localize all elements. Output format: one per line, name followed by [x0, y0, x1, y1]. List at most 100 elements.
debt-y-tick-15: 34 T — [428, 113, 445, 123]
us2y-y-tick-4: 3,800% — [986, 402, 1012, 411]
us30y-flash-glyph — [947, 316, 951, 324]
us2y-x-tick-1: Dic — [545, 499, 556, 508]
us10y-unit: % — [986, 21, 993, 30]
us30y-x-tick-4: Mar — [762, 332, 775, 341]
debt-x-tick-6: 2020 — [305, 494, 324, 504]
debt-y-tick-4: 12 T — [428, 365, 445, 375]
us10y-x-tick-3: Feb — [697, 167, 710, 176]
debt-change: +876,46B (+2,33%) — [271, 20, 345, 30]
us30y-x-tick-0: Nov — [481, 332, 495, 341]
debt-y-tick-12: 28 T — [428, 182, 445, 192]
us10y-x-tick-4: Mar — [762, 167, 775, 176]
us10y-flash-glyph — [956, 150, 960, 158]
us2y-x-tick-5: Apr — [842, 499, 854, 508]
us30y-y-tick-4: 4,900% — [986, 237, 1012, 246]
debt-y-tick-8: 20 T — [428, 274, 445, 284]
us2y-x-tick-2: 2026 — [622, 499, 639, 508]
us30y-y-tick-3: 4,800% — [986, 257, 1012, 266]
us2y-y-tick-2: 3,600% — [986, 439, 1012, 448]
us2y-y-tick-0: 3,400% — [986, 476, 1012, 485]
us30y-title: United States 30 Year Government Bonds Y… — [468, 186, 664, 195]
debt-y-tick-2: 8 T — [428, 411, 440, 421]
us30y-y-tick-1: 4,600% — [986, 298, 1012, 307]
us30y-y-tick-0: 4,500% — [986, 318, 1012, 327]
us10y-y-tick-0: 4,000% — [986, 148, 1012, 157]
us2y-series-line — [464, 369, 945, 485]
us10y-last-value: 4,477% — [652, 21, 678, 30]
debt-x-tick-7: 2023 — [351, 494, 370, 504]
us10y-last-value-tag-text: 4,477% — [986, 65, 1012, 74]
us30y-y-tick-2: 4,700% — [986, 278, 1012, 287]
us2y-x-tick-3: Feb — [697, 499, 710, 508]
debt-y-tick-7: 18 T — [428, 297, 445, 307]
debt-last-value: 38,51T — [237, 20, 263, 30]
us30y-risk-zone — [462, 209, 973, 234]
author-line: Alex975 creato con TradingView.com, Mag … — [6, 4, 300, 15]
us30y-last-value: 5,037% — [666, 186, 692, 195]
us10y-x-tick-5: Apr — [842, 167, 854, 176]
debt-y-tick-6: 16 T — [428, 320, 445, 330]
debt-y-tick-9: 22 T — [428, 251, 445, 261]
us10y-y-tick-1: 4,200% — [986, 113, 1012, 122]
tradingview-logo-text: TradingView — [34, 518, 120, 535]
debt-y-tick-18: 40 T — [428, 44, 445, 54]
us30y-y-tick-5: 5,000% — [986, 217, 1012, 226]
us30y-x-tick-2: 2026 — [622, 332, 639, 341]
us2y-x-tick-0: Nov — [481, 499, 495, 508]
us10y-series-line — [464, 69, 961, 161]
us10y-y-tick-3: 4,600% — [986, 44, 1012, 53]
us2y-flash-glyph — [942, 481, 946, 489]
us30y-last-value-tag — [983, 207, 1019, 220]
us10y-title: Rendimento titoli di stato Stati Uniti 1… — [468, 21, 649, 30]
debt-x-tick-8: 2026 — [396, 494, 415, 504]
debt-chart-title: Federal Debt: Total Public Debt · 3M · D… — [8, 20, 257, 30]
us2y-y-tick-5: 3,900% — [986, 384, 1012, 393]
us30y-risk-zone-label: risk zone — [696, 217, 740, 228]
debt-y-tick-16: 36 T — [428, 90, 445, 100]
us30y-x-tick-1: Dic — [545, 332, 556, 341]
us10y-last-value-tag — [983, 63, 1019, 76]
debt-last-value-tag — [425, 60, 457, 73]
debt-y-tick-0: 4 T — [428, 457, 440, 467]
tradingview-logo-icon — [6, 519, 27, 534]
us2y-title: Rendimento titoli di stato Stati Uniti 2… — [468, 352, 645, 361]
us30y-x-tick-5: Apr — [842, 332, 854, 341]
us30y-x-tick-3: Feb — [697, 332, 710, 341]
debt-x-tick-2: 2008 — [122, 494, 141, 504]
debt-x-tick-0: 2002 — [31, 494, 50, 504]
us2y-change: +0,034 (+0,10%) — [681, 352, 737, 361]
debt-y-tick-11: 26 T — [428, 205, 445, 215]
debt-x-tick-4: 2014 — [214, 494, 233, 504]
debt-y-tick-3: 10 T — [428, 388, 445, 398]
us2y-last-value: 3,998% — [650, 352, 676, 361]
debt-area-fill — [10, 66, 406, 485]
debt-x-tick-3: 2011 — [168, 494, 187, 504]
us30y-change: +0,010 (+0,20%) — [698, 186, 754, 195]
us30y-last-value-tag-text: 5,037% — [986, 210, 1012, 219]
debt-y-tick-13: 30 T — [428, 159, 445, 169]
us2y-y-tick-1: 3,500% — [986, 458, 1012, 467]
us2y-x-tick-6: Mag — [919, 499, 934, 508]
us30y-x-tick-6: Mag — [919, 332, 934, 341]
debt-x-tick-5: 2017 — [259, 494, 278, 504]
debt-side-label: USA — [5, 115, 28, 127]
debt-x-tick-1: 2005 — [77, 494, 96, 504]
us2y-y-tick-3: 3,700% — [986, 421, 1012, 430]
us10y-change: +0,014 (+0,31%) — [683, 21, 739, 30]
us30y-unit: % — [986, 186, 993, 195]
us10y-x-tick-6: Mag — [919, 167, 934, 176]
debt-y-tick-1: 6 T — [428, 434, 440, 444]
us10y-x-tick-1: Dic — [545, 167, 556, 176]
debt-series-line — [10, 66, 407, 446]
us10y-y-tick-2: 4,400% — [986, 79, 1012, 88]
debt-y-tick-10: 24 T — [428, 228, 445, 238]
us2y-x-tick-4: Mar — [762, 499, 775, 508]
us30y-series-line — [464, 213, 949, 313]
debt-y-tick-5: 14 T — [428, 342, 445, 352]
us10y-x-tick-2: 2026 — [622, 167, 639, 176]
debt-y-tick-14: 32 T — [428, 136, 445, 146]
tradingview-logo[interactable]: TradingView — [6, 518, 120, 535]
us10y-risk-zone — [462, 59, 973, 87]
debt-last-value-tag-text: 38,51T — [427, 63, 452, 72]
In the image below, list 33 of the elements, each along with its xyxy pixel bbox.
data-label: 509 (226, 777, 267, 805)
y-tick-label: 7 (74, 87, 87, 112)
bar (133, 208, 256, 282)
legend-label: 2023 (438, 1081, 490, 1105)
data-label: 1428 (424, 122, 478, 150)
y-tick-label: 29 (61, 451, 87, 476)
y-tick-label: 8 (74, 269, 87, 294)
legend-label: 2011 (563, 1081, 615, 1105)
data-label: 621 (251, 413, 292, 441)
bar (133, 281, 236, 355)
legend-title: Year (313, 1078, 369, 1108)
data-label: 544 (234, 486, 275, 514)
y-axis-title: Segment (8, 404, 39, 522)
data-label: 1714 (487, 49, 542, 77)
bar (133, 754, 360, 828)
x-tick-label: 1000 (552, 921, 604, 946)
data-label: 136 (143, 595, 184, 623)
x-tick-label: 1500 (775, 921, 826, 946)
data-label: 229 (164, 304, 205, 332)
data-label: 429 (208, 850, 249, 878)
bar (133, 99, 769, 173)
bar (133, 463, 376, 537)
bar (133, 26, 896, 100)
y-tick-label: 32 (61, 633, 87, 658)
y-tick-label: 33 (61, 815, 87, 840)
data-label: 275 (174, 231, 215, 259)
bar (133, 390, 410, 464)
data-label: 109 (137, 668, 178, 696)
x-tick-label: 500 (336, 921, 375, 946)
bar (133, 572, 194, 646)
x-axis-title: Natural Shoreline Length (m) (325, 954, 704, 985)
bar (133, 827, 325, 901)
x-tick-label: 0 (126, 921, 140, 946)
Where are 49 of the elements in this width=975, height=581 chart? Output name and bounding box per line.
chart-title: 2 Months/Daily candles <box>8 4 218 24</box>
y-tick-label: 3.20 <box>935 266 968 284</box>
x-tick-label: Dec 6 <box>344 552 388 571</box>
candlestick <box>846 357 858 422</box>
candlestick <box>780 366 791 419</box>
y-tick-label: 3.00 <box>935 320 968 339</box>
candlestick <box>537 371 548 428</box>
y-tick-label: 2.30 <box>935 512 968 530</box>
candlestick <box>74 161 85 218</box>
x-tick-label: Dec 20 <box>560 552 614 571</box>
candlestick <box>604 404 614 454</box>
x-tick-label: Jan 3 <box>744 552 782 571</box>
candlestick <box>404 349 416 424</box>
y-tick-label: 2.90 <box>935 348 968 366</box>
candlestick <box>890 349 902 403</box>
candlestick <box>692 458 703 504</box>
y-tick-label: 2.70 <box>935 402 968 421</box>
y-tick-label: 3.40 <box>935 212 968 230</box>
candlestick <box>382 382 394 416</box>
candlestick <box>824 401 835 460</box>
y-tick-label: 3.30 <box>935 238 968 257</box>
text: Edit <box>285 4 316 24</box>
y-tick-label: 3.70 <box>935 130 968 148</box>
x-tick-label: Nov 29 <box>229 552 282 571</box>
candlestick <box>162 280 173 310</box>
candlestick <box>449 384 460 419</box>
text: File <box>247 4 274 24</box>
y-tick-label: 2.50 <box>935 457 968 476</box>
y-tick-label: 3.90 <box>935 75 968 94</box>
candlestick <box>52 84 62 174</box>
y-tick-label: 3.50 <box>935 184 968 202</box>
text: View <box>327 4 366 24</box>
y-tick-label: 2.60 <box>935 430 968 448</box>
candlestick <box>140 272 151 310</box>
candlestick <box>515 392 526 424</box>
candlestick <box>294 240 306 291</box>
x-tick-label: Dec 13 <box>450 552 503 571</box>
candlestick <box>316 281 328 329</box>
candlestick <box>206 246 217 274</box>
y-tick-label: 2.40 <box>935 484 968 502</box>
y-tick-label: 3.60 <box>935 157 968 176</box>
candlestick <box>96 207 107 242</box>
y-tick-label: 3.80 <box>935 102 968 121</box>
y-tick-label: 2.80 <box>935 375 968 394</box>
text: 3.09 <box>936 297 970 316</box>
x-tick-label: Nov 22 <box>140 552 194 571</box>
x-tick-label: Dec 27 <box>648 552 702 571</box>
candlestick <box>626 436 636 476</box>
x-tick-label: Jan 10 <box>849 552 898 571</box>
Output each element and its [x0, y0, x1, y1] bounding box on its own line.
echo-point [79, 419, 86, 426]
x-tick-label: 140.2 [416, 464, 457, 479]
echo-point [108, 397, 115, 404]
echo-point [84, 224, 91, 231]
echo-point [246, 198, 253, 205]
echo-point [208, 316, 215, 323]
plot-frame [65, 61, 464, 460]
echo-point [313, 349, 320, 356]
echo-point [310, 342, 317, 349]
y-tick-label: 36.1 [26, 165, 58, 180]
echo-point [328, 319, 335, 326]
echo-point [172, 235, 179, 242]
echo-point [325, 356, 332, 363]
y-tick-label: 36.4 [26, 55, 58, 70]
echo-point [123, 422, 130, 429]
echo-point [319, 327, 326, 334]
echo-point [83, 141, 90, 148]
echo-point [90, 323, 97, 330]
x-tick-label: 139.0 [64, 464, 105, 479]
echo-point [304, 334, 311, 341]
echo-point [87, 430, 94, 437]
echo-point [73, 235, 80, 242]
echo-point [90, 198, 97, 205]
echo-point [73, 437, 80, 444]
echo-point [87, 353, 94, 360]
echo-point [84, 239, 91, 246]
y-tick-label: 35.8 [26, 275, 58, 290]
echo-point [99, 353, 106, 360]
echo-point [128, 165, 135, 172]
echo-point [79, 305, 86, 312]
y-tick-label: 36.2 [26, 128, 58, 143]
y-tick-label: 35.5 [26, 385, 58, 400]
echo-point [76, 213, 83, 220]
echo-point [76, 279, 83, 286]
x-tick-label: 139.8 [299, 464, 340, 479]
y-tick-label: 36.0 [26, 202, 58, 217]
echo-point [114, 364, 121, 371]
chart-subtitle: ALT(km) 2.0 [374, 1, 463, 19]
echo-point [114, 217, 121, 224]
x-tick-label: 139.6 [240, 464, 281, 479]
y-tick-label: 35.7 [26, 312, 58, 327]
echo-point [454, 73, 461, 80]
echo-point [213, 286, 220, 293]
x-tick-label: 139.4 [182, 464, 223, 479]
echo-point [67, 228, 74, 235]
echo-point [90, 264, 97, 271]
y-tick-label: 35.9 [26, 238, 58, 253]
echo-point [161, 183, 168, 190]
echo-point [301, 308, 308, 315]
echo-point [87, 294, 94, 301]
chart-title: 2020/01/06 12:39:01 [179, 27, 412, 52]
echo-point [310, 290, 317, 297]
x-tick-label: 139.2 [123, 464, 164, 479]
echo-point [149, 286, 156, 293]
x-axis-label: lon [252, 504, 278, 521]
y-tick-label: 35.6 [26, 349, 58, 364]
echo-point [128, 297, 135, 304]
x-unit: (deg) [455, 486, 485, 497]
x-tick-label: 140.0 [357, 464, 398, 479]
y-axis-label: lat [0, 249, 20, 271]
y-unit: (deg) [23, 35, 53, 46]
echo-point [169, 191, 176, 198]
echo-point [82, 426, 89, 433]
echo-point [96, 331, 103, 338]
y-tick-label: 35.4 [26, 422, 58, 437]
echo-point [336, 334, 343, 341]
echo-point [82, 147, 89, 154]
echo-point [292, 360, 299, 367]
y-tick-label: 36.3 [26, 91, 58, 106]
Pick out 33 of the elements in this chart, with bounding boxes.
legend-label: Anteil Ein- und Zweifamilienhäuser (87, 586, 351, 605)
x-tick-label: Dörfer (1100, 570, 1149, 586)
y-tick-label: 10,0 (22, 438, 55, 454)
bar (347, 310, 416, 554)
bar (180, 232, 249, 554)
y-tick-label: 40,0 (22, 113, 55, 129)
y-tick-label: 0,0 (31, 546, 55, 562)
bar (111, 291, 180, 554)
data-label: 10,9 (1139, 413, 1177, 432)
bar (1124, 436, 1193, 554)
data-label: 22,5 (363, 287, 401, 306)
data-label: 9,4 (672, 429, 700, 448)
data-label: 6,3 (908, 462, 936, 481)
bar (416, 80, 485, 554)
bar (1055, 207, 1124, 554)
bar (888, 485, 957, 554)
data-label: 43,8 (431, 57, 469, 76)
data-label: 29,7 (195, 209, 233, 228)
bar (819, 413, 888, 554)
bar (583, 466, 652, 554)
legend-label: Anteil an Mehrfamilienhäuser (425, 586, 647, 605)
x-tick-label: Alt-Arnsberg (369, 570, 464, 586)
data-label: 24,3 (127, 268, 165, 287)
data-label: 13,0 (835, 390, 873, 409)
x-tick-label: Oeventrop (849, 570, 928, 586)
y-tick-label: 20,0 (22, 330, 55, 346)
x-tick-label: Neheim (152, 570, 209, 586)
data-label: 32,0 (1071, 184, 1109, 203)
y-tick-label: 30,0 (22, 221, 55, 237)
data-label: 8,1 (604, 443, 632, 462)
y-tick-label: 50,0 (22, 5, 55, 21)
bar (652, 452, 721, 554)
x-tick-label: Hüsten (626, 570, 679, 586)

Stated problem: Please retype the entries from the first line up to and including the line with "us10y-unit: % — [986, 21, 993, 30]", keeping every character identical.

Full solution:
localize all elements. Output format: one per line, name followed by [x0, y0, x1, y1]. List at most 100 elements.
debt-y-tick-15: 34 T — [428, 113, 445, 123]
us2y-y-tick-4: 3,800% — [986, 402, 1012, 411]
us30y-flash-glyph — [947, 316, 951, 324]
us2y-x-tick-1: Dic — [545, 499, 556, 508]
us10y-unit: % — [986, 21, 993, 30]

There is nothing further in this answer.